Objective: Count the lines below that contain the string "task" and reply with the number alone.

== == ==

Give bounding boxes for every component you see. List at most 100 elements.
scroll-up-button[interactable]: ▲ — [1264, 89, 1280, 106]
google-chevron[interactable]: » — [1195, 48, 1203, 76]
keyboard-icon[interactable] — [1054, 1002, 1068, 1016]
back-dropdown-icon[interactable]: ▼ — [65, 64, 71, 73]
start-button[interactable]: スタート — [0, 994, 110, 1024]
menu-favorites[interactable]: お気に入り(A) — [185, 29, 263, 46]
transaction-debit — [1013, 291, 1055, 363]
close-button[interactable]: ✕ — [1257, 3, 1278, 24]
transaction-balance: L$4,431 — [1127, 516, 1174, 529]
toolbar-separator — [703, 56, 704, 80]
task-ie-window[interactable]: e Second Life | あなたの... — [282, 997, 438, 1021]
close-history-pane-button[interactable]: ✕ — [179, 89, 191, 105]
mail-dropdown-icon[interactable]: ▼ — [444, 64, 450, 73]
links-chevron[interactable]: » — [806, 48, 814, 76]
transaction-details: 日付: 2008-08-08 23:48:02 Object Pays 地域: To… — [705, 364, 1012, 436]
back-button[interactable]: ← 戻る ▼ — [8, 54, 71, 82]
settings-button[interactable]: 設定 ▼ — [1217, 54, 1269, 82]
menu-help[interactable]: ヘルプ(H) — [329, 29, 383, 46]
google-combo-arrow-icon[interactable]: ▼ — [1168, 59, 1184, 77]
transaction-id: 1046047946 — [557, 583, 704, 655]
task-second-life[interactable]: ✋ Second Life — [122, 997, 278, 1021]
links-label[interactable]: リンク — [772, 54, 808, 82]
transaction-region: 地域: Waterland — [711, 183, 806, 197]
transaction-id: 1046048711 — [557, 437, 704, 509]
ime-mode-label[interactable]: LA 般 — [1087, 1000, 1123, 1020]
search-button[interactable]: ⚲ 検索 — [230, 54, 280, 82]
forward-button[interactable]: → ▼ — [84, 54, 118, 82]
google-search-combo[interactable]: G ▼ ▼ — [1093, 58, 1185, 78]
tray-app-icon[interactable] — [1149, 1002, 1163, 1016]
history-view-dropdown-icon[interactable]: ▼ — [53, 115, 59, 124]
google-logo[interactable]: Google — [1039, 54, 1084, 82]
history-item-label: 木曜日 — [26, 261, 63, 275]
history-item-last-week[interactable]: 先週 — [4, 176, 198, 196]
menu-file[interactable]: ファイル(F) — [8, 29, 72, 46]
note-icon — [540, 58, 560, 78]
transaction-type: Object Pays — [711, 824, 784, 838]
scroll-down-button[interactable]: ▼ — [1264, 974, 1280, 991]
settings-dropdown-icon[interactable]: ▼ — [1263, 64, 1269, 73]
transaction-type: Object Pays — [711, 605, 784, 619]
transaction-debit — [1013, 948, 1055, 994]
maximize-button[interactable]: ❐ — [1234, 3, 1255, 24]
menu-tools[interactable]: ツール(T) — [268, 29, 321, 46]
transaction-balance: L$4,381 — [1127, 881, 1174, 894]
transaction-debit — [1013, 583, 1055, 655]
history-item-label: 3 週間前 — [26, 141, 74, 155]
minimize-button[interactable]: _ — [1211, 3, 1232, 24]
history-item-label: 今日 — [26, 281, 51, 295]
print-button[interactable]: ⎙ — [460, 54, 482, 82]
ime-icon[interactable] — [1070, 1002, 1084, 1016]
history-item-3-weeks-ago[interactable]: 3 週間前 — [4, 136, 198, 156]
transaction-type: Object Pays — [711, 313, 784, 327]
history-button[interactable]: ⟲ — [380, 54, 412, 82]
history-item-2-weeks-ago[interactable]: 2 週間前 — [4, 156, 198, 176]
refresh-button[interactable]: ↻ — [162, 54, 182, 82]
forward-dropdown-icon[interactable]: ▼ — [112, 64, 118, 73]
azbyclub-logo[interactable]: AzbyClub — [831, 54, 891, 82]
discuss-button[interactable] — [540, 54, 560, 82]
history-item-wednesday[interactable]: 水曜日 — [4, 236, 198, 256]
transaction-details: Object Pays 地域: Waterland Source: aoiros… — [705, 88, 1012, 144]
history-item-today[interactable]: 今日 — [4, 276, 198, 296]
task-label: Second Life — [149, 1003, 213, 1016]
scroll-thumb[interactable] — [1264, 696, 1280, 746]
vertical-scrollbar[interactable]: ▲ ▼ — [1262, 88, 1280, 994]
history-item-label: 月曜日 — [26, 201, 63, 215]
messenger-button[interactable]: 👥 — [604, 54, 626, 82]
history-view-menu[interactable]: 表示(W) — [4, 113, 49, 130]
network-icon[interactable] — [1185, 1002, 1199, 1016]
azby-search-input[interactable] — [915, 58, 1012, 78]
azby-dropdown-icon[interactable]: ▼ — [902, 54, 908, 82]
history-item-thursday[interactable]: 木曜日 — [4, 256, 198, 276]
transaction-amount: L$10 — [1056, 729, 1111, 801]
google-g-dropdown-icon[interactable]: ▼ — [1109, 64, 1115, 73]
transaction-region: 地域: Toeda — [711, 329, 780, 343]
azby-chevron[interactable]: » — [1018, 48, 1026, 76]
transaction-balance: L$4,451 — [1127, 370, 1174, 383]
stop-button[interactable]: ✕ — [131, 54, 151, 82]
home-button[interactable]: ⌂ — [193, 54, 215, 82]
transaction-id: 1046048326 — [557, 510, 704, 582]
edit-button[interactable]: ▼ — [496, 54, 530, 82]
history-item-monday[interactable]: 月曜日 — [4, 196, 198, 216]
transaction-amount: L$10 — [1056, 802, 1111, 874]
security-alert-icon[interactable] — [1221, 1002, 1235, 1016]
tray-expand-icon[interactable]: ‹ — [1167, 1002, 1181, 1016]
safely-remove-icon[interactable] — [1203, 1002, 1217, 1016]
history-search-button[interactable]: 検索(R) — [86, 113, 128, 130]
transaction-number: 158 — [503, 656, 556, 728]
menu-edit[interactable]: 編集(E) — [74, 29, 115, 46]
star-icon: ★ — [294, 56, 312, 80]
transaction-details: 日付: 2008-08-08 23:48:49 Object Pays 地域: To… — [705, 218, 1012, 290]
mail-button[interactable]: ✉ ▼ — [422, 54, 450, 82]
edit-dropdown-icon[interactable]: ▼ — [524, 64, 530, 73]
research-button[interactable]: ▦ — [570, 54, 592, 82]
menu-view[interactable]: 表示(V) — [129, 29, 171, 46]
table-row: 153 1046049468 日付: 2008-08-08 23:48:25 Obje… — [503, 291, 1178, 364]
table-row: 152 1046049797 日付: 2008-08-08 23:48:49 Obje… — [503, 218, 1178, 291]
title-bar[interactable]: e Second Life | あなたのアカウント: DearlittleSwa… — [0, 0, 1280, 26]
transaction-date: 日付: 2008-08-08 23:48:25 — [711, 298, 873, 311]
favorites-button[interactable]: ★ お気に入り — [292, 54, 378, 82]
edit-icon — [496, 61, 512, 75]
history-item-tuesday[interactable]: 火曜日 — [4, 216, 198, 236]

== == ==

Answer for this exercise: 3